BEGIN Records provided

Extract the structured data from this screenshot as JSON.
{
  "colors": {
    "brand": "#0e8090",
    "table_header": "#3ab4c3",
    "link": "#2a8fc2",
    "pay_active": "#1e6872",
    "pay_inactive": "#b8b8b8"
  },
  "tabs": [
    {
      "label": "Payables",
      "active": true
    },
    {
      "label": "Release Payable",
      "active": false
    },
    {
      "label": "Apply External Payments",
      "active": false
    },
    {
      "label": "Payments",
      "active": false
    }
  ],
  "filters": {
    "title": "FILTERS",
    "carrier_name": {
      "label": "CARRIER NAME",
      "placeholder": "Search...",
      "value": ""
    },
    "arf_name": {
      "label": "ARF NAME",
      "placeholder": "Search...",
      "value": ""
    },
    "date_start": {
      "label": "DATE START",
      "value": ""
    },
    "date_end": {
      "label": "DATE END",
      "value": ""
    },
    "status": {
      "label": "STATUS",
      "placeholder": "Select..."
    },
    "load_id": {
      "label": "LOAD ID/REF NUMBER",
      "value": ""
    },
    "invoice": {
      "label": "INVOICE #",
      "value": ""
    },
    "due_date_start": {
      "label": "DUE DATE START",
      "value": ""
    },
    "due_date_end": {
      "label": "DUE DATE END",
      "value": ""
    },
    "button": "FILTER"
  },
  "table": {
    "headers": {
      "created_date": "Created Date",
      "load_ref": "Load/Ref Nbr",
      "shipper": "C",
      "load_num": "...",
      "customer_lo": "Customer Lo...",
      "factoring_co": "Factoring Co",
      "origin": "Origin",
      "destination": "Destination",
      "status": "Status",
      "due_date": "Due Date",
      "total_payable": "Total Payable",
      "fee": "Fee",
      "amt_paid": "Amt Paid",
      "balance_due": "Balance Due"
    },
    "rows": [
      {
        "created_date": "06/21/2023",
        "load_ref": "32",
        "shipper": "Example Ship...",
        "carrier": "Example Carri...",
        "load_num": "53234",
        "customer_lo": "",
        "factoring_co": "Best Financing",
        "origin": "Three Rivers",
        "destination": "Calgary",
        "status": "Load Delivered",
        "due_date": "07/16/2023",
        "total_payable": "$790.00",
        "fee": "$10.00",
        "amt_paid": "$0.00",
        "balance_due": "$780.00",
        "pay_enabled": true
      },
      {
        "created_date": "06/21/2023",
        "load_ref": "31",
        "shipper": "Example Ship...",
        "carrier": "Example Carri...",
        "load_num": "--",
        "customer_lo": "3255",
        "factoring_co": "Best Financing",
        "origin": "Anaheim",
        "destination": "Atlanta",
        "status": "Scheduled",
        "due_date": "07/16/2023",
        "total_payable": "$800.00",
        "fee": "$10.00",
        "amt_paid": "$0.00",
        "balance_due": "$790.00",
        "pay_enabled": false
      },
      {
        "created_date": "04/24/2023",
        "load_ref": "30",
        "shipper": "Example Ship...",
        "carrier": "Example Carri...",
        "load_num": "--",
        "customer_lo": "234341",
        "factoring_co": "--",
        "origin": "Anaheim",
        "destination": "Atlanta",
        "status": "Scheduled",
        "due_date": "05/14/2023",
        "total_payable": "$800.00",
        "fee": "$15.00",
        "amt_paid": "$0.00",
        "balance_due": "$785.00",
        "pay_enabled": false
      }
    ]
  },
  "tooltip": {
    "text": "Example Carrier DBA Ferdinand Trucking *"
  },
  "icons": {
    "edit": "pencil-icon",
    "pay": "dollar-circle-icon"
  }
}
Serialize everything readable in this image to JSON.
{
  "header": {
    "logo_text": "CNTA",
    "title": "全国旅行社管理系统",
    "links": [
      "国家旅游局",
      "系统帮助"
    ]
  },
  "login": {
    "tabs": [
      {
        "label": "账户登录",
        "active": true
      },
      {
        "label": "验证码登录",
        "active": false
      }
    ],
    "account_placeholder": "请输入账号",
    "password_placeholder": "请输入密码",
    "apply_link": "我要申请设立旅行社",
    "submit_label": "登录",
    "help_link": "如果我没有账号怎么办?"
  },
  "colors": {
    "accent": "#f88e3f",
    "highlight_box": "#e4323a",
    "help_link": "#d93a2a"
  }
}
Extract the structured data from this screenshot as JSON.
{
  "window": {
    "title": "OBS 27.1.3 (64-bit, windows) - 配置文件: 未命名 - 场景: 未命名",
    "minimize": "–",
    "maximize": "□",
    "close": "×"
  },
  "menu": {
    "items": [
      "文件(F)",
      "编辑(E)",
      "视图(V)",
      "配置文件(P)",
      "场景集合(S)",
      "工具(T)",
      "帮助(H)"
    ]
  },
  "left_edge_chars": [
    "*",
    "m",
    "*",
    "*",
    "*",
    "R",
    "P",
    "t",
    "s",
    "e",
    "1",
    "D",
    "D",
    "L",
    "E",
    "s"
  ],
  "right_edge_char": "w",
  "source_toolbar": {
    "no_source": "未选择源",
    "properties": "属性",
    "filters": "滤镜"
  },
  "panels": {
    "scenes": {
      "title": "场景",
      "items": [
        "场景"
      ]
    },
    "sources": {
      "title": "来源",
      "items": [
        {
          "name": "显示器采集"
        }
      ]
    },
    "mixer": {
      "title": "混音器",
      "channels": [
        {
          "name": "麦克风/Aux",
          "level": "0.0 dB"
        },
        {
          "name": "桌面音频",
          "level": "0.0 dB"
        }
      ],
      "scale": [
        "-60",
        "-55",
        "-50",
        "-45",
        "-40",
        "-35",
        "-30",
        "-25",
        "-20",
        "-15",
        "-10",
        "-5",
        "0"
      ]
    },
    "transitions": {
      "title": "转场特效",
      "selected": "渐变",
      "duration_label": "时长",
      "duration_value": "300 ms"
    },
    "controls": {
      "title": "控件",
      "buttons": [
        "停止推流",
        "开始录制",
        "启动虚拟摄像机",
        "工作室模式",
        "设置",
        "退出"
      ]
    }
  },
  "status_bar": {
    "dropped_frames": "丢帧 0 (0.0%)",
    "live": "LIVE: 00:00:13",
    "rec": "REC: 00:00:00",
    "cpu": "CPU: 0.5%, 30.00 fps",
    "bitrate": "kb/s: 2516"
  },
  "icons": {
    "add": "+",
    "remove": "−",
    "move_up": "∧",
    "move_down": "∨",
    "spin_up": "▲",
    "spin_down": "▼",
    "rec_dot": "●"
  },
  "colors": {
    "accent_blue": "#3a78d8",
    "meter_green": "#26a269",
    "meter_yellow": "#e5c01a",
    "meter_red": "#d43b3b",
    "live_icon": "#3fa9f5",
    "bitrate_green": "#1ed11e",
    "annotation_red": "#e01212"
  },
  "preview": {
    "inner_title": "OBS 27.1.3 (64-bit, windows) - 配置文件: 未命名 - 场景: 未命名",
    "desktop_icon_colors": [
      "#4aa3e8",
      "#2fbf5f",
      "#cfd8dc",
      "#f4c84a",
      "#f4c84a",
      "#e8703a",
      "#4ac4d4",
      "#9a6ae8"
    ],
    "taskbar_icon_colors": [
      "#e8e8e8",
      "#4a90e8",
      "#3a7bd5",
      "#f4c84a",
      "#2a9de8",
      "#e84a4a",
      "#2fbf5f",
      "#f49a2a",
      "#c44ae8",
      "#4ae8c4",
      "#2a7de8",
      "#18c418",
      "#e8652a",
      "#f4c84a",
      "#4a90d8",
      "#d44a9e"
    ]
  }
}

END Records provided

→ What is asked:
Restate all of the entries exactly, please.

→ The output:
Extract the structured data from this screenshot as JSON.
{
  "colors": {
    "brand": "#0e8090",
    "table_header": "#3ab4c3",
    "link": "#2a8fc2",
    "pay_active": "#1e6872",
    "pay_inactive": "#b8b8b8"
  },
  "tabs": [
    {
      "label": "Payables",
      "active": true
    },
    {
      "label": "Release Payable",
      "active": false
    },
    {
      "label": "Apply External Payments",
      "active": false
    },
    {
      "label": "Payments",
      "active": false
    }
  ],
  "filters": {
    "title": "FILTERS",
    "carrier_name": {
      "label": "CARRIER NAME",
      "placeholder": "Search...",
      "value": ""
    },
    "arf_name": {
      "label": "ARF NAME",
      "placeholder": "Search...",
      "value": ""
    },
    "date_start": {
      "label": "DATE START",
      "value": ""
    },
    "date_end": {
      "label": "DATE END",
      "value": ""
    },
    "status": {
      "label": "STATUS",
      "placeholder": "Select..."
    },
    "load_id": {
      "label": "LOAD ID/REF NUMBER",
      "value": ""
    },
    "invoice": {
      "label": "INVOICE #",
      "value": ""
    },
    "due_date_start": {
      "label": "DUE DATE START",
      "value": ""
    },
    "due_date_end": {
      "label": "DUE DATE END",
      "value": ""
    },
    "button": "FILTER"
  },
  "table": {
    "headers": {
      "created_date": "Created Date",
      "load_ref": "Load/Ref Nbr",
      "shipper": "C",
      "load_num": "...",
      "customer_lo": "Customer Lo...",
      "factoring_co": "Factoring Co",
      "origin": "Origin",
      "destination": "Destination",
      "status": "Status",
      "due_date": "Due Date",
      "total_payable": "Total Payable",
      "fee": "Fee",
      "amt_paid": "Amt Paid",
      "balance_due": "Balance Due"
    },
    "rows": [
      {
        "created_date": "06/21/2023",
        "load_ref": "32",
        "shipper": "Example Ship...",
        "carrier": "Example Carri...",
        "load_num": "53234",
        "customer_lo": "",
        "factoring_co": "Best Financing",
        "origin": "Three Rivers",
        "destination": "Calgary",
        "status": "Load Delivered",
        "due_date": "07/16/2023",
        "total_payable": "$790.00",
        "fee": "$10.00",
        "amt_paid": "$0.00",
        "balance_due": "$780.00",
        "pay_enabled": true
      },
      {
        "created_date": "06/21/2023",
        "load_ref": "31",
        "shipper": "Example Ship...",
        "carrier": "Example Carri...",
        "load_num": "--",
        "customer_lo": "3255",
        "factoring_co": "Best Financing",
        "origin": "Anaheim",
        "destination": "Atlanta",
        "status": "Scheduled",
        "due_date": "07/16/2023",
        "total_payable": "$800.00",
        "fee": "$10.00",
        "amt_paid": "$0.00",
        "balance_due": "$790.00",
        "pay_enabled": false
      },
      {
        "created_date": "04/24/2023",
        "load_ref": "30",
        "shipper": "Example Ship...",
        "carrier": "Example Carri...",
        "load_num": "--",
        "customer_lo": "234341",
        "factoring_co": "--",
        "origin": "Anaheim",
        "destination": "Atlanta",
        "status": "Scheduled",
        "due_date": "05/14/2023",
        "total_payable": "$800.00",
        "fee": "$15.00",
        "amt_paid": "$0.00",
        "balance_due": "$785.00",
        "pay_enabled": false
      }
    ]
  },
  "tooltip": {
    "text": "Example Carrier DBA Ferdinand Trucking *"
  },
  "icons": {
    "edit": "pencil-icon",
    "pay": "dollar-circle-icon"
  }
}
Serialize everything readable in this image to JSON.
{
  "header": {
    "logo_text": "CNTA",
    "title": "全国旅行社管理系统",
    "links": [
      "国家旅游局",
      "系统帮助"
    ]
  },
  "login": {
    "tabs": [
      {
        "label": "账户登录",
        "active": true
      },
      {
        "label": "验证码登录",
        "active": false
      }
    ],
    "account_placeholder": "请输入账号",
    "password_placeholder": "请输入密码",
    "apply_link": "我要申请设立旅行社",
    "submit_label": "登录",
    "help_link": "如果我没有账号怎么办?"
  },
  "colors": {
    "accent": "#f88e3f",
    "highlight_box": "#e4323a",
    "help_link": "#d93a2a"
  }
}
Extract the structured data from this screenshot as JSON.
{
  "window": {
    "title": "OBS 27.1.3 (64-bit, windows) - 配置文件: 未命名 - 场景: 未命名",
    "minimize": "–",
    "maximize": "□",
    "close": "×"
  },
  "menu": {
    "items": [
      "文件(F)",
      "编辑(E)",
      "视图(V)",
      "配置文件(P)",
      "场景集合(S)",
      "工具(T)",
      "帮助(H)"
    ]
  },
  "left_edge_chars": [
    "*",
    "m",
    "*",
    "*",
    "*",
    "R",
    "P",
    "t",
    "s",
    "e",
    "1",
    "D",
    "D",
    "L",
    "E",
    "s"
  ],
  "right_edge_char": "w",
  "source_toolbar": {
    "no_source": "未选择源",
    "properties": "属性",
    "filters": "滤镜"
  },
  "panels": {
    "scenes": {
      "title": "场景",
      "items": [
        "场景"
      ]
    },
    "sources": {
      "title": "来源",
      "items": [
        {
          "name": "显示器采集"
        }
      ]
    },
    "mixer": {
      "title": "混音器",
      "channels": [
        {
          "name": "麦克风/Aux",
          "level": "0.0 dB"
        },
        {
          "name": "桌面音频",
          "level": "0.0 dB"
        }
      ],
      "scale": [
        "-60",
        "-55",
        "-50",
        "-45",
        "-40",
        "-35",
        "-30",
        "-25",
        "-20",
        "-15",
        "-10",
        "-5",
        "0"
      ]
    },
    "transitions": {
      "title": "转场特效",
      "selected": "渐变",
      "duration_label": "时长",
      "duration_value": "300 ms"
    },
    "controls": {
      "title": "控件",
      "buttons": [
        "停止推流",
        "开始录制",
        "启动虚拟摄像机",
        "工作室模式",
        "设置",
        "退出"
      ]
    }
  },
  "status_bar": {
    "dropped_frames": "丢帧 0 (0.0%)",
    "live": "LIVE: 00:00:13",
    "rec": "REC: 00:00:00",
    "cpu": "CPU: 0.5%, 30.00 fps",
    "bitrate": "kb/s: 2516"
  },
  "icons": {
    "add": "+",
    "remove": "−",
    "move_up": "∧",
    "move_down": "∨",
    "spin_up": "▲",
    "spin_down": "▼",
    "rec_dot": "●"
  },
  "colors": {
    "accent_blue": "#3a78d8",
    "meter_green": "#26a269",
    "meter_yellow": "#e5c01a",
    "meter_red": "#d43b3b",
    "live_icon": "#3fa9f5",
    "bitrate_green": "#1ed11e",
    "annotation_red": "#e01212"
  },
  "preview": {
    "inner_title": "OBS 27.1.3 (64-bit, windows) - 配置文件: 未命名 - 场景: 未命名",
    "desktop_icon_colors": [
      "#4aa3e8",
      "#2fbf5f",
      "#cfd8dc",
      "#f4c84a",
      "#f4c84a",
      "#e8703a",
      "#4ac4d4",
      "#9a6ae8"
    ],
    "taskbar_icon_colors": [
      "#e8e8e8",
      "#4a90e8",
      "#3a7bd5",
      "#f4c84a",
      "#2a9de8",
      "#e84a4a",
      "#2fbf5f",
      "#f49a2a",
      "#c44ae8",
      "#4ae8c4",
      "#2a7de8",
      "#18c418",
      "#e8652a",
      "#f4c84a",
      "#4a90d8",
      "#d44a9e"
    ]
  }
}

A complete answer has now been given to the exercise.